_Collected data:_
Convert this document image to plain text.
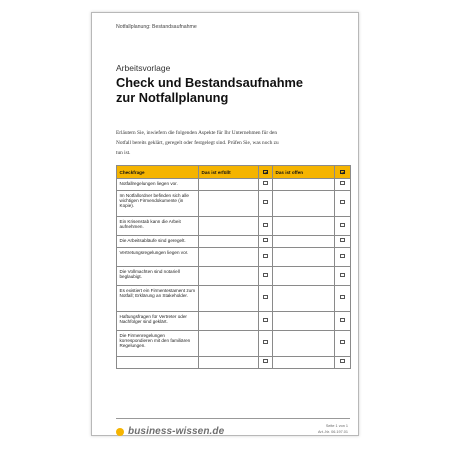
Notfallplanung: Bestandsaufnahme
Arbeitsvorlage
Check und Bestandsaufnahme
zur Notfallplanung
Erläutern Sie, inwiefern die folgenden Aspekte für Ihr Unternehmen für den
Notfall bereits geklärt, geregelt oder festgelegt sind. Prüfen Sie, was noch zu
tun ist.
Checkfrage	Das ist erfüllt		Das ist offen	
Notfallregelungen liegen vor.				
Im Notfallordner befinden sich alle wichtigen Firmendokumente (in Kopie).				
Ein Krisenstab kann die Arbeit aufnehmen.				
Die Arbeitsabläufe sind geregelt.				
Vertretungsregelungen liegen vor.				
Die Vollmachten sind notariell beglaubigt.				
Es existiert ein Firmentestament zum Notfall; Erklärung an Stakeholder.				
Haftungsfragen für Vertreter oder Nachfolger sind geklärt.				
Die Firmenregelungen korrespondieren mit den familiären Regelungen.				

business-wissen.de	Seite 1 von 1
Art.-Nr. 06.197.01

_Aim:_
Copy all the lines of data exactly as they appear, dropping any images.

_Final result:_
Convert this document image to plain text.
Notfallplanung: Bestandsaufnahme
Arbeitsvorlage
Check und Bestandsaufnahme
zur Notfallplanung
Erläutern Sie, inwiefern die folgenden Aspekte für Ihr Unternehmen für den
Notfall bereits geklärt, geregelt oder festgelegt sind. Prüfen Sie, was noch zu
tun ist.
Checkfrage	Das ist erfüllt		Das ist offen	
Notfallregelungen liegen vor.				
Im Notfallordner befinden sich alle wichtigen Firmendokumente (in Kopie).				
Ein Krisenstab kann die Arbeit aufnehmen.				
Die Arbeitsabläufe sind geregelt.				
Vertretungsregelungen liegen vor.				
Die Vollmachten sind notariell beglaubigt.				
Es existiert ein Firmentestament zum Notfall; Erklärung an Stakeholder.				
Haftungsfragen für Vertreter oder Nachfolger sind geklärt.				
Die Firmenregelungen korrespondieren mit den familiären Regelungen.				

business-wissen.de	Seite 1 von 1
Art.-Nr. 06.197.01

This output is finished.